Directions:
Reproduce all the lines exactly as they stand, apart from the pictures.

Supplied material:

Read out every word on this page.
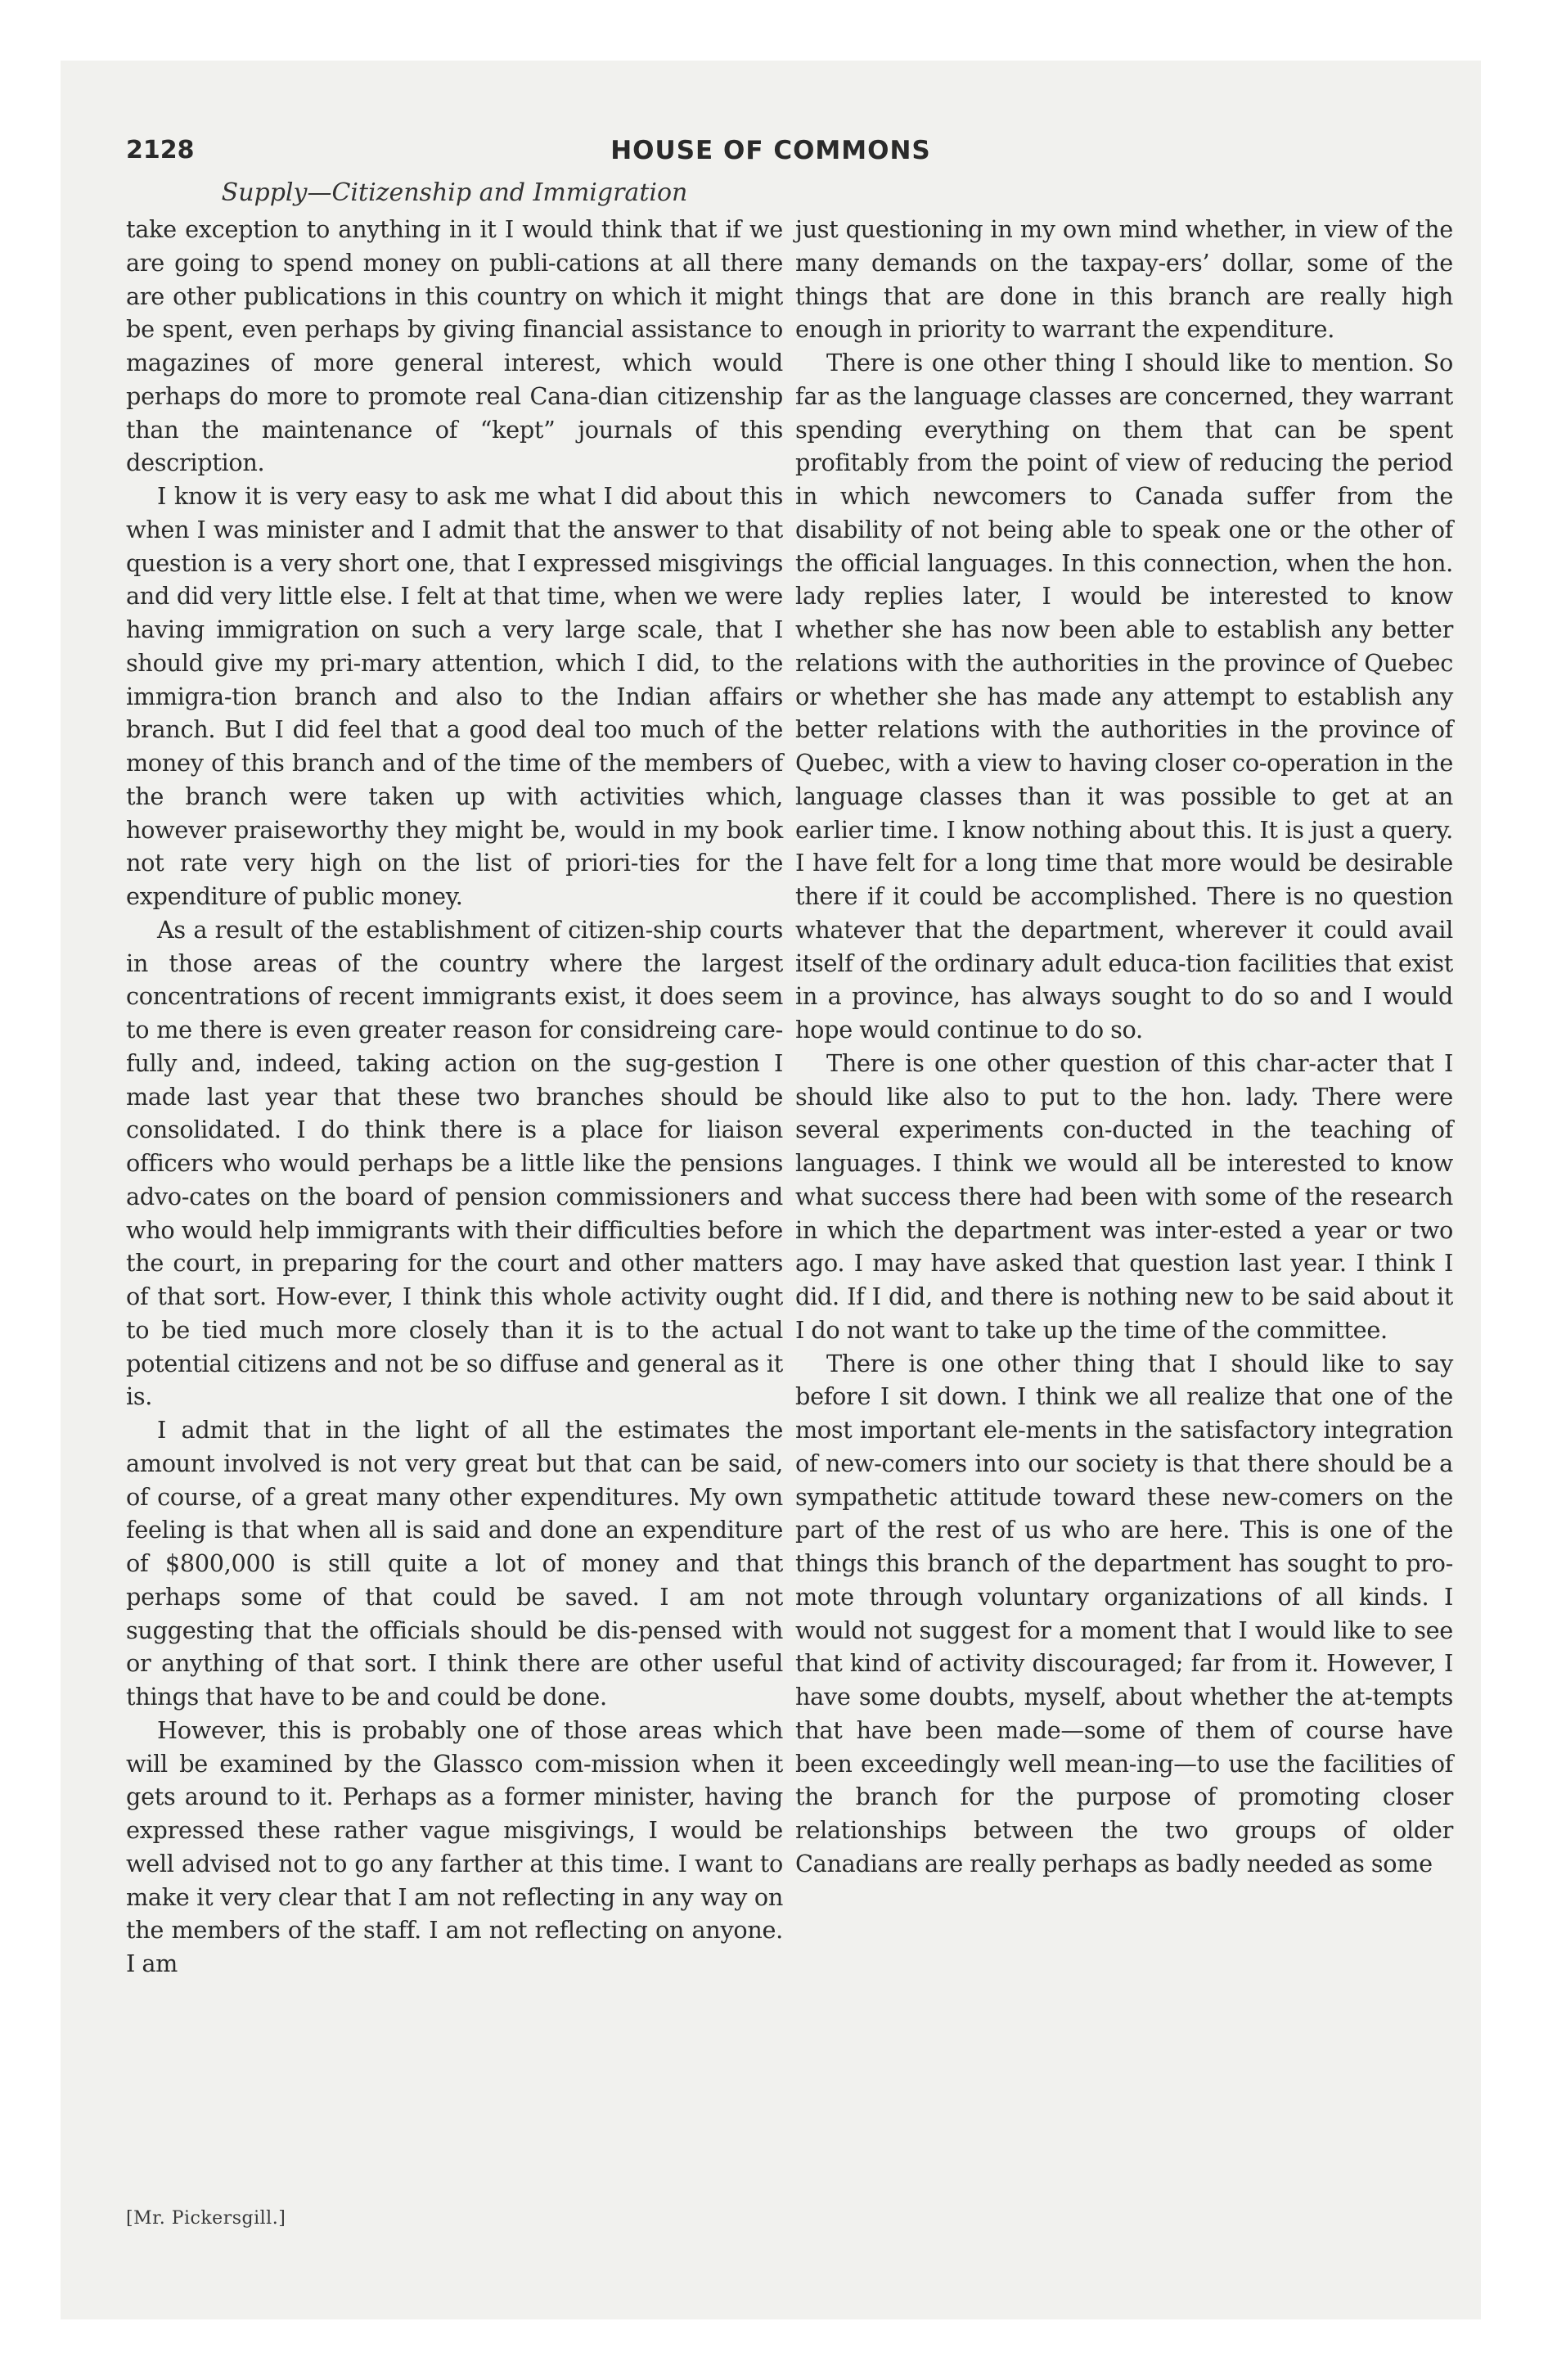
2128	HOUSE OF COMMONS
Supply—Citizenship and Immigration

take exception to anything in it I would think that if we are going to spend money on publi-cations at all there are other publications in this country on which it might be spent, even perhaps by giving financial assistance to magazines of more general interest, which would perhaps do more to promote real Cana-dian citizenship than the maintenance of “kept” journals of this description.

I know it is very easy to ask me what I did about this when I was minister and I admit that the answer to that question is a very short one, that I expressed misgivings and did very little else. I felt at that time, when we were having immigration on such a very large scale, that I should give my pri-mary attention, which I did, to the immigra-tion branch and also to the Indian affairs branch. But I did feel that a good deal too much of the money of this branch and of the time of the members of the branch were taken up with activities which, however praiseworthy they might be, would in my book not rate very high on the list of priori-ties for the expenditure of public money.

As a result of the establishment of citizen-ship courts in those areas of the country where the largest concentrations of recent immigrants exist, it does seem to me there is even greater reason for considreing care-fully and, indeed, taking action on the sug-gestion I made last year that these two branches should be consolidated. I do think there is a place for liaison officers who would perhaps be a little like the pensions advo-cates on the board of pension commissioners and who would help immigrants with their difficulties before the court, in preparing for the court and other matters of that sort. How-ever, I think this whole activity ought to be tied much more closely than it is to the actual potential citizens and not be so diffuse and general as it is.

I admit that in the light of all the estimates the amount involved is not very great but that can be said, of course, of a great many other expenditures. My own feeling is that when all is said and done an expenditure of $800,000 is still quite a lot of money and that perhaps some of that could be saved. I am not suggesting that the officials should be dis-pensed with or anything of that sort. I think there are other useful things that have to be and could be done.

However, this is probably one of those areas which will be examined by the Glassco com-mission when it gets around to it. Perhaps as a former minister, having expressed these rather vague misgivings, I would be well advised not to go any farther at this time. I want to make it very clear that I am not reflecting in any way on the members of the staff. I am not reflecting on anyone. I am

just questioning in my own mind whether, in view of the many demands on the taxpay-ers’ dollar, some of the things that are done in this branch are really high enough in priority to warrant the expenditure.

There is one other thing I should like to mention. So far as the language classes are concerned, they warrant spending everything on them that can be spent profitably from the point of view of reducing the period in which newcomers to Canada suffer from the disability of not being able to speak one or the other of the official languages. In this connection, when the hon. lady replies later, I would be interested to know whether she has now been able to establish any better relations with the authorities in the province of Quebec or whether she has made any attempt to establish any better relations with the authorities in the province of Quebec, with a view to having closer co-operation in the language classes than it was possible to get at an earlier time. I know nothing about this. It is just a query. I have felt for a long time that more would be desirable there if it could be accomplished. There is no question whatever that the department, wherever it could avail itself of the ordinary adult educa-tion facilities that exist in a province, has always sought to do so and I would hope would continue to do so.

There is one other question of this char-acter that I should like also to put to the hon. lady. There were several experiments con-ducted in the teaching of languages. I think we would all be interested to know what success there had been with some of the research in which the department was inter-ested a year or two ago. I may have asked that question last year. I think I did. If I did, and there is nothing new to be said about it I do not want to take up the time of the committee.

There is one other thing that I should like to say before I sit down. I think we all realize that one of the most important ele-ments in the satisfactory integration of new-comers into our society is that there should be a sympathetic attitude toward these new-comers on the part of the rest of us who are here. This is one of the things this branch of the department has sought to pro-mote through voluntary organizations of all kinds. I would not suggest for a moment that I would like to see that kind of activity discouraged; far from it. However, I have some doubts, myself, about whether the at-tempts that have been made—some of them of course have been exceedingly well mean-ing—to use the facilities of the branch for the purpose of promoting closer relationships between the two groups of older Canadians are really perhaps as badly needed as some

[Mr. Pickersgill.]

Answer to the exercise:
Read out every word on this page.
2128	HOUSE OF COMMONS
Supply—Citizenship and Immigration

take exception to anything in it I would think that if we are going to spend money on publi-cations at all there are other publications in this country on which it might be spent, even perhaps by giving financial assistance to magazines of more general interest, which would perhaps do more to promote real Cana-dian citizenship than the maintenance of “kept” journals of this description.

I know it is very easy to ask me what I did about this when I was minister and I admit that the answer to that question is a very short one, that I expressed misgivings and did very little else. I felt at that time, when we were having immigration on such a very large scale, that I should give my pri-mary attention, which I did, to the immigra-tion branch and also to the Indian affairs branch. But I did feel that a good deal too much of the money of this branch and of the time of the members of the branch were taken up with activities which, however praiseworthy they might be, would in my book not rate very high on the list of priori-ties for the expenditure of public money.

As a result of the establishment of citizen-ship courts in those areas of the country where the largest concentrations of recent immigrants exist, it does seem to me there is even greater reason for considreing care-fully and, indeed, taking action on the sug-gestion I made last year that these two branches should be consolidated. I do think there is a place for liaison officers who would perhaps be a little like the pensions advo-cates on the board of pension commissioners and who would help immigrants with their difficulties before the court, in preparing for the court and other matters of that sort. How-ever, I think this whole activity ought to be tied much more closely than it is to the actual potential citizens and not be so diffuse and general as it is.

I admit that in the light of all the estimates the amount involved is not very great but that can be said, of course, of a great many other expenditures. My own feeling is that when all is said and done an expenditure of $800,000 is still quite a lot of money and that perhaps some of that could be saved. I am not suggesting that the officials should be dis-pensed with or anything of that sort. I think there are other useful things that have to be and could be done.

However, this is probably one of those areas which will be examined by the Glassco com-mission when it gets around to it. Perhaps as a former minister, having expressed these rather vague misgivings, I would be well advised not to go any farther at this time. I want to make it very clear that I am not reflecting in any way on the members of the staff. I am not reflecting on anyone. I am

just questioning in my own mind whether, in view of the many demands on the taxpay-ers’ dollar, some of the things that are done in this branch are really high enough in priority to warrant the expenditure.

There is one other thing I should like to mention. So far as the language classes are concerned, they warrant spending everything on them that can be spent profitably from the point of view of reducing the period in which newcomers to Canada suffer from the disability of not being able to speak one or the other of the official languages. In this connection, when the hon. lady replies later, I would be interested to know whether she has now been able to establish any better relations with the authorities in the province of Quebec or whether she has made any attempt to establish any better relations with the authorities in the province of Quebec, with a view to having closer co-operation in the language classes than it was possible to get at an earlier time. I know nothing about this. It is just a query. I have felt for a long time that more would be desirable there if it could be accomplished. There is no question whatever that the department, wherever it could avail itself of the ordinary adult educa-tion facilities that exist in a province, has always sought to do so and I would hope would continue to do so.

There is one other question of this char-acter that I should like also to put to the hon. lady. There were several experiments con-ducted in the teaching of languages. I think we would all be interested to know what success there had been with some of the research in which the department was inter-ested a year or two ago. I may have asked that question last year. I think I did. If I did, and there is nothing new to be said about it I do not want to take up the time of the committee.

There is one other thing that I should like to say before I sit down. I think we all realize that one of the most important ele-ments in the satisfactory integration of new-comers into our society is that there should be a sympathetic attitude toward these new-comers on the part of the rest of us who are here. This is one of the things this branch of the department has sought to pro-mote through voluntary organizations of all kinds. I would not suggest for a moment that I would like to see that kind of activity discouraged; far from it. However, I have some doubts, myself, about whether the at-tempts that have been made—some of them of course have been exceedingly well mean-ing—to use the facilities of the branch for the purpose of promoting closer relationships between the two groups of older Canadians are really perhaps as badly needed as some

[Mr. Pickersgill.]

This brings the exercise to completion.